== Input records ==
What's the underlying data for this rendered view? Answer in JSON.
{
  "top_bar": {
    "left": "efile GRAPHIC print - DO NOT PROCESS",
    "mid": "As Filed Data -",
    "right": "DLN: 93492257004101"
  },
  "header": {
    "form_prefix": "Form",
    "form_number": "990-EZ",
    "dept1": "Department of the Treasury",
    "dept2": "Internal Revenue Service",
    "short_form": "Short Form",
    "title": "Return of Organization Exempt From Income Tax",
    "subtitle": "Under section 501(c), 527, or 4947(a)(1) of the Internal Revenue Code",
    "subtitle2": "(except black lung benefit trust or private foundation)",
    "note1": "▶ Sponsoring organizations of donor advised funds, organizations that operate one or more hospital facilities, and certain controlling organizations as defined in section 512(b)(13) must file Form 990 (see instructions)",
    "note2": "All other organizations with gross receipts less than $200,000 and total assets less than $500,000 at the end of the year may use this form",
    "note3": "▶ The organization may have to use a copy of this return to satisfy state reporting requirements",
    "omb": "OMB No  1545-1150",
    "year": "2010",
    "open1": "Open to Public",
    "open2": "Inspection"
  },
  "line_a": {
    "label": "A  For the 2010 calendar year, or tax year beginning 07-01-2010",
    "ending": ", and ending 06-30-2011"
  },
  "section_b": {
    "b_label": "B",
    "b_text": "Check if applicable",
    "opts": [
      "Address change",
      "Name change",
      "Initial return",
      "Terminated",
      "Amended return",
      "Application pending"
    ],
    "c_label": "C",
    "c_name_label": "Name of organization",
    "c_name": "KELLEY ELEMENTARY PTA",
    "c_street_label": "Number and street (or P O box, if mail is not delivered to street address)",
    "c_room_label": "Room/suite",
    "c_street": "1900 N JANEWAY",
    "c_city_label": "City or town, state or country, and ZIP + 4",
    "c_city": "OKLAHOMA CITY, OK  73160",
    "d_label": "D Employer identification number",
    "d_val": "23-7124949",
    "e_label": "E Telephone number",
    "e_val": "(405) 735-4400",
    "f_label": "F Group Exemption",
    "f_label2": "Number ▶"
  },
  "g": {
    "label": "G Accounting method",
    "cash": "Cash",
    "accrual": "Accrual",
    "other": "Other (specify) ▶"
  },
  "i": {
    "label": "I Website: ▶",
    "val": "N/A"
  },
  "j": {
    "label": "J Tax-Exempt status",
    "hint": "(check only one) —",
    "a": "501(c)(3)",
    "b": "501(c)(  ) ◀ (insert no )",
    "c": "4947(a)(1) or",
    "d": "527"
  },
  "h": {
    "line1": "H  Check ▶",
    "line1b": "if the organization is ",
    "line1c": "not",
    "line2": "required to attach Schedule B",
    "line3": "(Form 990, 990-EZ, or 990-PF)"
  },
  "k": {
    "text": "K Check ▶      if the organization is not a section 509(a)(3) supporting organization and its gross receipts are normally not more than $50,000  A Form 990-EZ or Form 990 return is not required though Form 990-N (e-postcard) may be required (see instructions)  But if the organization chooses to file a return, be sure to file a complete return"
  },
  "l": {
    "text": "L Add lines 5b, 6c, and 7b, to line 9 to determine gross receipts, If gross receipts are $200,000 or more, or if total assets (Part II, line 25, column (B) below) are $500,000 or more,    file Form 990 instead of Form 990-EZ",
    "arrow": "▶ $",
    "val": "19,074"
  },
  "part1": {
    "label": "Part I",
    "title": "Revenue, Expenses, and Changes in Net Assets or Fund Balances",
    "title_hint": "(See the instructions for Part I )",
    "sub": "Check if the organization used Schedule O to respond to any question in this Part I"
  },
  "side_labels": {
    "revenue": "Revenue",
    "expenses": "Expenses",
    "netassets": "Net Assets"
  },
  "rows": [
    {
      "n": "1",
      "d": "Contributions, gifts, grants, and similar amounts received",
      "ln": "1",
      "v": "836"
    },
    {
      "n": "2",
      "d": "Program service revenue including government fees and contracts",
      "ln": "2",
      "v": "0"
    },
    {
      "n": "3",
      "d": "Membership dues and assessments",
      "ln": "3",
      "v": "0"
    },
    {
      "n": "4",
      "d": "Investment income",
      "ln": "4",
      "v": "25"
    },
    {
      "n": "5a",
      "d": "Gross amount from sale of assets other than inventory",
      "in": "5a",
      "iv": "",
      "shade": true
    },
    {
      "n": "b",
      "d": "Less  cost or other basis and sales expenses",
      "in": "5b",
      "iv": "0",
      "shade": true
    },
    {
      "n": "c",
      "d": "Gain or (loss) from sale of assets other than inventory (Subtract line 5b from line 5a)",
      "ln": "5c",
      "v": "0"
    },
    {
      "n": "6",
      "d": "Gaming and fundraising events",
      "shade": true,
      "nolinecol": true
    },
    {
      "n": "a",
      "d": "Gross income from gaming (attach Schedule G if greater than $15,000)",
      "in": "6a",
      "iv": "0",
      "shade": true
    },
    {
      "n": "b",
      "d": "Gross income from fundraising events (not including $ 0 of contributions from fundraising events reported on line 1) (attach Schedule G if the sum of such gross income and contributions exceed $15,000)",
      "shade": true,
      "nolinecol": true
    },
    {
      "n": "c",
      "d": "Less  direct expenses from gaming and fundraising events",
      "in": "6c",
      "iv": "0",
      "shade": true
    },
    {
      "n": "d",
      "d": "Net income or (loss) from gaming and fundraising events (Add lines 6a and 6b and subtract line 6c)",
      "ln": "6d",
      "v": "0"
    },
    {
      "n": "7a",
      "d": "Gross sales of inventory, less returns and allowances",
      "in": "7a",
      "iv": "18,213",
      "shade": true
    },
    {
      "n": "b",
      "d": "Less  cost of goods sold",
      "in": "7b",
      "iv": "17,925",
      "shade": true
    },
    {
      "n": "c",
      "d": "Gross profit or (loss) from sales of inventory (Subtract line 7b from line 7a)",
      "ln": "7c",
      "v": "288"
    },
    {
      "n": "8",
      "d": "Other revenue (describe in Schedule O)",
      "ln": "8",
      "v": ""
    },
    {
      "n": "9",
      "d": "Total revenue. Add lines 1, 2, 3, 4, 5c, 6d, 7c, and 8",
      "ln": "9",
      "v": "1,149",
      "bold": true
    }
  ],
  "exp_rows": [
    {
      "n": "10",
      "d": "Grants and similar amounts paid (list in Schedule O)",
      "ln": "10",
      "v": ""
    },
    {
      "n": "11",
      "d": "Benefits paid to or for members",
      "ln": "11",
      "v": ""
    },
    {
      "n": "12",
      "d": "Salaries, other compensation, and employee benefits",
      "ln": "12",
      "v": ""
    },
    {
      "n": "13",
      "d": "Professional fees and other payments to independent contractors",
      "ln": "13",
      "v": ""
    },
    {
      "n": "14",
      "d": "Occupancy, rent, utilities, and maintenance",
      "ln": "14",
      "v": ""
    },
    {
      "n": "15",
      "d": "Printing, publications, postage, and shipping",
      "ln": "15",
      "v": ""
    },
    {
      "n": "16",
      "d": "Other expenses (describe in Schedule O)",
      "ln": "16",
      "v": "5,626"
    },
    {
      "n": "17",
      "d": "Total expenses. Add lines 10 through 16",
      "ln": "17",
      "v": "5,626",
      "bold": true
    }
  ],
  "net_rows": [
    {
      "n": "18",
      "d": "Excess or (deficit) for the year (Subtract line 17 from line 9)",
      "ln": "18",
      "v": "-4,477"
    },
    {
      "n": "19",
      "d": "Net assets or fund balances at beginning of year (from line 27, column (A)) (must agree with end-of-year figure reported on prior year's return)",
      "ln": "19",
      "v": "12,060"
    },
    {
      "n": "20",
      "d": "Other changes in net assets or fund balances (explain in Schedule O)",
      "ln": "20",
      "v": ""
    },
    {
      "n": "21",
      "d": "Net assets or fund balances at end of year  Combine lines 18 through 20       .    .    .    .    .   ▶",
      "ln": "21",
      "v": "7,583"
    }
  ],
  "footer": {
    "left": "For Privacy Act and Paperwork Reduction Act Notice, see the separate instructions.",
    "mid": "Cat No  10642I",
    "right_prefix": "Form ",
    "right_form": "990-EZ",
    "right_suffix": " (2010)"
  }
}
===
Exercise task: Using the records above, gather all lines where the string "inventory" is present.

Worked answer:
      "d": "Gross amount from sale of assets other than inventory",
      "d": "Gain or (loss) from sale of assets other than inventory (Subtract line 5b from line 5a)",
      "d": "Gross sales of inventory, less returns and allowances",
      "d": "Gross profit or (loss) from sales of inventory (Subtract line 7b from line 7a)",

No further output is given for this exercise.